TASK PROMPT:
Your task is to repeat the listing exactly.
====== EXTRACTED RECORDS
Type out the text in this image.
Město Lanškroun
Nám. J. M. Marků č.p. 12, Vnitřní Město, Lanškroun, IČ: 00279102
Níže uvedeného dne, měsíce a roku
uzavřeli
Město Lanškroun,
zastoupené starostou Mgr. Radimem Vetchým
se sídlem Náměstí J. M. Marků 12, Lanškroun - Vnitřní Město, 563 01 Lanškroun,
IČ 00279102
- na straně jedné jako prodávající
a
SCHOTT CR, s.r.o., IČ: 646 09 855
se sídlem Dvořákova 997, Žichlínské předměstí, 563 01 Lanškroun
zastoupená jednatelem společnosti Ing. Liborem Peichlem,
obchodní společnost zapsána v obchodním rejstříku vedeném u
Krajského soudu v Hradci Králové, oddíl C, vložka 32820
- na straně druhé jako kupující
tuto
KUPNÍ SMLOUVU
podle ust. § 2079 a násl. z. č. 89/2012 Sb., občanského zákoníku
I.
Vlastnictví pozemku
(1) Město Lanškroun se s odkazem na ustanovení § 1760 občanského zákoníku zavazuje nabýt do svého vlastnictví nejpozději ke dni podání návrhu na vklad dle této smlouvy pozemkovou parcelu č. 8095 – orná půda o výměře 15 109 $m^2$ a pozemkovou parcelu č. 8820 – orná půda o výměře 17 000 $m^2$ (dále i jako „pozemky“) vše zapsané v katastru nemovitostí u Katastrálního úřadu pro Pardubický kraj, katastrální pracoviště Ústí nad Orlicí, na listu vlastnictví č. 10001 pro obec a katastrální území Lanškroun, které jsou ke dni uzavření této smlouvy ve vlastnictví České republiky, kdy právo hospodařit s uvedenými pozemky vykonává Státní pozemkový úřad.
============
SOLVED PROBLEM:
Type out the text in this image.
Město Lanškroun
Nám. J. M. Marků č.p. 12, Vnitřní Město, Lanškroun, IČ: 00279102
Níže uvedeného dne, měsíce a roku
uzavřeli
Město Lanškroun,
zastoupené starostou Mgr. Radimem Vetchým
se sídlem Náměstí J. M. Marků 12, Lanškroun - Vnitřní Město, 563 01 Lanškroun,
IČ 00279102
- na straně jedné jako prodávající
a
SCHOTT CR, s.r.o., IČ: 646 09 855
se sídlem Dvořákova 997, Žichlínské předměstí, 563 01 Lanškroun
zastoupená jednatelem společnosti Ing. Liborem Peichlem,
obchodní společnost zapsána v obchodním rejstříku vedeném u
Krajského soudu v Hradci Králové, oddíl C, vložka 32820
- na straně druhé jako kupující
tuto
KUPNÍ SMLOUVU
podle ust. § 2079 a násl. z. č. 89/2012 Sb., občanského zákoníku
I.
Vlastnictví pozemku
(1) Město Lanškroun se s odkazem na ustanovení § 1760 občanského zákoníku zavazuje nabýt do svého vlastnictví nejpozději ke dni podání návrhu na vklad dle této smlouvy pozemkovou parcelu č. 8095 – orná půda o výměře 15 109 $m^2$ a pozemkovou parcelu č. 8820 – orná půda o výměře 17 000 $m^2$ (dále i jako „pozemky“) vše zapsané v katastru nemovitostí u Katastrálního úřadu pro Pardubický kraj, katastrální pracoviště Ústí nad Orlicí, na listu vlastnictví č. 10001 pro obec a katastrální území Lanškroun, které jsou ke dni uzavření této smlouvy ve vlastnictví České republiky, kdy právo hospodařit s uvedenými pozemky vykonává Státní pozemkový úřad.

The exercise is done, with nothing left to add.